§ Task description
In the data below, locate each line with the word "this" and list it.

-=-=-=-=-

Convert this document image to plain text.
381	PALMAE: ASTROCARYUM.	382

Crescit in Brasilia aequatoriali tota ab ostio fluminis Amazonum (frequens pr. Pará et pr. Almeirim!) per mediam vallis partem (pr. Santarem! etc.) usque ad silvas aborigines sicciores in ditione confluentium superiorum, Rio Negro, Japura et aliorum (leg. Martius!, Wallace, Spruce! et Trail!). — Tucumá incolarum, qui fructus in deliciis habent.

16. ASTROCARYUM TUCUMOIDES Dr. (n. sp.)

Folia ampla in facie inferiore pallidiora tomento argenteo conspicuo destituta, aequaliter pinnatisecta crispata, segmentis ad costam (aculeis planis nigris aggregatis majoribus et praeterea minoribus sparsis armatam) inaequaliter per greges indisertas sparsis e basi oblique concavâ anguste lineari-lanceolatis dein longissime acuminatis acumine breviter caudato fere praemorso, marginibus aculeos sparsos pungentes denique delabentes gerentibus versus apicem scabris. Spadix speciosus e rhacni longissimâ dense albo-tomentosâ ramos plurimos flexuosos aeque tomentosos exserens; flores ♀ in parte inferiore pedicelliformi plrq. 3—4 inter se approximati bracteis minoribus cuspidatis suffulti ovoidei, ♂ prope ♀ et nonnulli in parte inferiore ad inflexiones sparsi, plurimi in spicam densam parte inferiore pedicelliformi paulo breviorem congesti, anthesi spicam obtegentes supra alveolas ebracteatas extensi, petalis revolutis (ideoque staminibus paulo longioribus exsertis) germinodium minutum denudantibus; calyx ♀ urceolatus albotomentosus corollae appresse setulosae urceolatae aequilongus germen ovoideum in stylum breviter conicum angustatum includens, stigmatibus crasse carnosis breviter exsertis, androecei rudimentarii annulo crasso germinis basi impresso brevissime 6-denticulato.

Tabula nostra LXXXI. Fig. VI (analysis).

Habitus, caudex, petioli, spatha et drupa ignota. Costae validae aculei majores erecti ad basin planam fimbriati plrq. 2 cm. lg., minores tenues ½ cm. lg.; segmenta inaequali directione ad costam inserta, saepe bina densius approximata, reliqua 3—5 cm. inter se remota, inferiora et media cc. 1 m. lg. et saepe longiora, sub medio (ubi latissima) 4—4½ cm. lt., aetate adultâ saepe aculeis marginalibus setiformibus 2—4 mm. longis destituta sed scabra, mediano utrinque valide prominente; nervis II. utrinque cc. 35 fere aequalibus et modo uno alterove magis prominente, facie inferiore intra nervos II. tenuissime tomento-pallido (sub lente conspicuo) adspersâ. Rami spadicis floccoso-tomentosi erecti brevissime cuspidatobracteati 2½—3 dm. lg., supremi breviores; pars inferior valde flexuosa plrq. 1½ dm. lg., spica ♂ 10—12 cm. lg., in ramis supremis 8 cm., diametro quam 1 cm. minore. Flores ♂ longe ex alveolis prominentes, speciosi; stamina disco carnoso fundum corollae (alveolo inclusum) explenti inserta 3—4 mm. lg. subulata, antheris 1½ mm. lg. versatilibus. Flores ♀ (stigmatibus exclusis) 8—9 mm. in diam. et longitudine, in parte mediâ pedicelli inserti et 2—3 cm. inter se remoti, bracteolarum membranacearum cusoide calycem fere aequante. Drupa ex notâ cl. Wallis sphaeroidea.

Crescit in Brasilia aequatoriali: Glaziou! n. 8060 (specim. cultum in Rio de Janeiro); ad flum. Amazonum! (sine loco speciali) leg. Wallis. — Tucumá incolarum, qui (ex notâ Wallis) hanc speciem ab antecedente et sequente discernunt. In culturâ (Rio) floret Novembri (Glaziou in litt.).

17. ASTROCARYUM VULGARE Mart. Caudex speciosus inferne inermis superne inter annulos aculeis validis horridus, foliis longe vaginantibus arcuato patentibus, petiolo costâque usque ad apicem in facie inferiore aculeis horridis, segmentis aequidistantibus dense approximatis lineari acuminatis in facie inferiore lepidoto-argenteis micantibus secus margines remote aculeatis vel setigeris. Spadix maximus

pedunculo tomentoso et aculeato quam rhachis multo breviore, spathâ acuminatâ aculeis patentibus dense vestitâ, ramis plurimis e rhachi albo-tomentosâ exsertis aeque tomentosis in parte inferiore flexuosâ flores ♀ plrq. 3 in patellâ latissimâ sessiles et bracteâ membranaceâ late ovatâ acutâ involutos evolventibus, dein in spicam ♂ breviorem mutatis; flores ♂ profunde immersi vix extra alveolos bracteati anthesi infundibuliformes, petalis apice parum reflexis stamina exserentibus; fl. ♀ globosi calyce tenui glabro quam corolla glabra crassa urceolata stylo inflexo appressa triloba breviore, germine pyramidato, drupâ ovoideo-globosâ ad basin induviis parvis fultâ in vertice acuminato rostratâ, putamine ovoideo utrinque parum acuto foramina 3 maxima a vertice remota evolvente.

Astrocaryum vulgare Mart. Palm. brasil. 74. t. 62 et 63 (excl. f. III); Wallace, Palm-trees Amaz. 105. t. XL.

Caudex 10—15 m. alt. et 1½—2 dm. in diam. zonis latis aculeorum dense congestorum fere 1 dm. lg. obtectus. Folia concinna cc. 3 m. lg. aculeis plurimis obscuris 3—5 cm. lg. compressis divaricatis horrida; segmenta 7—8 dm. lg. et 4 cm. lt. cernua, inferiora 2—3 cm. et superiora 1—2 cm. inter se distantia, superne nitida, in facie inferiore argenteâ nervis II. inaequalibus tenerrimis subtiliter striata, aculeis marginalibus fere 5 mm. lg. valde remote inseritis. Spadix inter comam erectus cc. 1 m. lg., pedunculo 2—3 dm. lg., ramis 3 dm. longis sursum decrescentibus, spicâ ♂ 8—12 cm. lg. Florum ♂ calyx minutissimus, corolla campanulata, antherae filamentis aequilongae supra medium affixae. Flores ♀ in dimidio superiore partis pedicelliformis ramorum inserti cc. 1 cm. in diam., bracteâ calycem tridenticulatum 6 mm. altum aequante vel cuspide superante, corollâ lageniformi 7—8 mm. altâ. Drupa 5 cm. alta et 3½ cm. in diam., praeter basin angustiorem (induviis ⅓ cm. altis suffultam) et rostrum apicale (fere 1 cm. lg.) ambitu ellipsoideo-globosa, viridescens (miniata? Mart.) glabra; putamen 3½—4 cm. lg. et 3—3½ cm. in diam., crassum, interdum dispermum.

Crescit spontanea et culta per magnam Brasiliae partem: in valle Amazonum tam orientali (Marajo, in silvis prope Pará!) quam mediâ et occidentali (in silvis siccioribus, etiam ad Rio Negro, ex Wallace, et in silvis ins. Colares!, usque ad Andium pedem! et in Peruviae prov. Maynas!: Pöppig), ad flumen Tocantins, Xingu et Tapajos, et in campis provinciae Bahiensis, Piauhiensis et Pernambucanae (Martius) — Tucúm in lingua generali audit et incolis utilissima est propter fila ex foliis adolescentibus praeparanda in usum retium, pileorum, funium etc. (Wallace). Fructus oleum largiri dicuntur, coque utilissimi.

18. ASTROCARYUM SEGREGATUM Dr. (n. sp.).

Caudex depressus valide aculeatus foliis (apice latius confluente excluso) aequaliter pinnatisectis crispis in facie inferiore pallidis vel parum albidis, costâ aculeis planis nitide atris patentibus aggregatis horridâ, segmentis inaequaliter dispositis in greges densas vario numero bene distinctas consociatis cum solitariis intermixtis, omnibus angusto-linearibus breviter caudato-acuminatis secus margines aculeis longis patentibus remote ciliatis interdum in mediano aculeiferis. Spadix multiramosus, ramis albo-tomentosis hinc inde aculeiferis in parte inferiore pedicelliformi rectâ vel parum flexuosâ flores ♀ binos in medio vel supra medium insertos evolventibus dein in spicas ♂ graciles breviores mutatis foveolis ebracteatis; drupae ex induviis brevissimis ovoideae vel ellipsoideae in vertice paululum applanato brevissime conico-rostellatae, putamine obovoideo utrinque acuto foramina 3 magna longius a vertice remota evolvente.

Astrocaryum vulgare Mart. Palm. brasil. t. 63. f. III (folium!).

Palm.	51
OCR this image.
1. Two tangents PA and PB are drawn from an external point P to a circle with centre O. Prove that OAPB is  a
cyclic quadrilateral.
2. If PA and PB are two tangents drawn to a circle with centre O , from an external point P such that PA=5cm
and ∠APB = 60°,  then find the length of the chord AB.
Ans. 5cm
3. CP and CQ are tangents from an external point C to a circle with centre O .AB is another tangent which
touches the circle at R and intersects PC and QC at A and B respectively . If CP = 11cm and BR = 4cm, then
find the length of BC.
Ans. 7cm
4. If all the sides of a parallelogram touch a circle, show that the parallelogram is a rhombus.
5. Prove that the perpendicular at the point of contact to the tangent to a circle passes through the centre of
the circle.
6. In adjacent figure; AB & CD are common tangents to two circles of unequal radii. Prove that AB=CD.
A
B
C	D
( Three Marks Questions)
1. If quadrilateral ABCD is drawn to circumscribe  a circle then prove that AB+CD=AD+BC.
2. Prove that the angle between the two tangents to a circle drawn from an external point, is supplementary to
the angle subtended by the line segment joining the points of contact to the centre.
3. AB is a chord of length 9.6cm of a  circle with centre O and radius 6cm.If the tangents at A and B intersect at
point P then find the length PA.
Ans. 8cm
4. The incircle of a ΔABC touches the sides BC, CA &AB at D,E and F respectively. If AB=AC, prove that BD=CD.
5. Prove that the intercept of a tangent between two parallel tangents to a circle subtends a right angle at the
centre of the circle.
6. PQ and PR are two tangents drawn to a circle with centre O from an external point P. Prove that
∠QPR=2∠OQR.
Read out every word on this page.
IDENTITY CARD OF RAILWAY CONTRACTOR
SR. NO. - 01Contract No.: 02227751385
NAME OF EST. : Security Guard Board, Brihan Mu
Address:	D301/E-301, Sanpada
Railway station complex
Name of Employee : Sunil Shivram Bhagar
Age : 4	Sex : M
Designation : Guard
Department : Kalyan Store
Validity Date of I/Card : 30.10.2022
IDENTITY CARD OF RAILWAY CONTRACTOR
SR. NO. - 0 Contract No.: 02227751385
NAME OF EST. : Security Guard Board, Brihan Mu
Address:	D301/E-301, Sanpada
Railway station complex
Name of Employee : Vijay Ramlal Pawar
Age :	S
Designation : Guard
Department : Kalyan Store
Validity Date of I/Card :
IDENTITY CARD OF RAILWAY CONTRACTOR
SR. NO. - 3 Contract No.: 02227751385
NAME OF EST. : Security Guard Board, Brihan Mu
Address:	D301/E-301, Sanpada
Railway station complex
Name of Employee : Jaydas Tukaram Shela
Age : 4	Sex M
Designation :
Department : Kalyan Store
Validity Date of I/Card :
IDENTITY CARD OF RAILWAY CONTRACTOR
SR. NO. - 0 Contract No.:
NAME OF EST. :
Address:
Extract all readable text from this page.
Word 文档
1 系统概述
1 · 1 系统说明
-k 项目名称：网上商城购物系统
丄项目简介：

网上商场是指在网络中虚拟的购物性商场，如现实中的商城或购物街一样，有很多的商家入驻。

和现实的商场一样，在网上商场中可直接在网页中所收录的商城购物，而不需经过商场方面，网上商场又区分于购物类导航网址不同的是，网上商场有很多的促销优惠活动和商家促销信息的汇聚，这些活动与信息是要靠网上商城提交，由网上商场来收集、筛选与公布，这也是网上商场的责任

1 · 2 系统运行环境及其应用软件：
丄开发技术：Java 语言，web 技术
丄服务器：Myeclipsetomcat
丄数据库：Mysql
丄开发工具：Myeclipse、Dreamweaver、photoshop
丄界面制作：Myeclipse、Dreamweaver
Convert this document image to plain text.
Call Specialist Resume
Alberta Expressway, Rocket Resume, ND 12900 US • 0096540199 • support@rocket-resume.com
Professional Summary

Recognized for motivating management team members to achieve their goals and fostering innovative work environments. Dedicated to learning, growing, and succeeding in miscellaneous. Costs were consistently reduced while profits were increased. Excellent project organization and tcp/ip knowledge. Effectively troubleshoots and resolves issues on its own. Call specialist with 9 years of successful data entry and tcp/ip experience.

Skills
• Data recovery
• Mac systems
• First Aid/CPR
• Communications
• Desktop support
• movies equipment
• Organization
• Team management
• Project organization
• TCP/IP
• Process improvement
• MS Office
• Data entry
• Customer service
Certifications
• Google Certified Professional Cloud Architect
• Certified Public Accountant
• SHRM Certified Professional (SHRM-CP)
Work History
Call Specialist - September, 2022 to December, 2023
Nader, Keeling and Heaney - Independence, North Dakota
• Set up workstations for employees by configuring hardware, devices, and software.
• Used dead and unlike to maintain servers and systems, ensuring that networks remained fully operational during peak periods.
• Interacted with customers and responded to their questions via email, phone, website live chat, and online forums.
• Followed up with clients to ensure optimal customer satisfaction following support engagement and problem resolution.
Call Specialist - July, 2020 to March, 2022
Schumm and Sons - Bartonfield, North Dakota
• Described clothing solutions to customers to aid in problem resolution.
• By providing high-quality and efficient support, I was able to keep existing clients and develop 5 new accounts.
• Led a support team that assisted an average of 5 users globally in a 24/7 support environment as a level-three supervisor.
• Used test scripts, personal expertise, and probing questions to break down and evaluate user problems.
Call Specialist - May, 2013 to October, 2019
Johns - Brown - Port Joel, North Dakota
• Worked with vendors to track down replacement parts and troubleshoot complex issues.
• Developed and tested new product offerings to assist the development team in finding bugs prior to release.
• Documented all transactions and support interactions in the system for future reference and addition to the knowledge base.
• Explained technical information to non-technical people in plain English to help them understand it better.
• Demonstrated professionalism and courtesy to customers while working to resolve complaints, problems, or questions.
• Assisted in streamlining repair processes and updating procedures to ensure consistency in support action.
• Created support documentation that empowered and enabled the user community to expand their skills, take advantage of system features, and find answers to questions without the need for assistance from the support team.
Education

-=-=-=-=-

§ Task output
Convert this document image to plain text.
OCR this image.
Read out every word on this page.
Extract all readable text from this page.
Convert this document image to plain text.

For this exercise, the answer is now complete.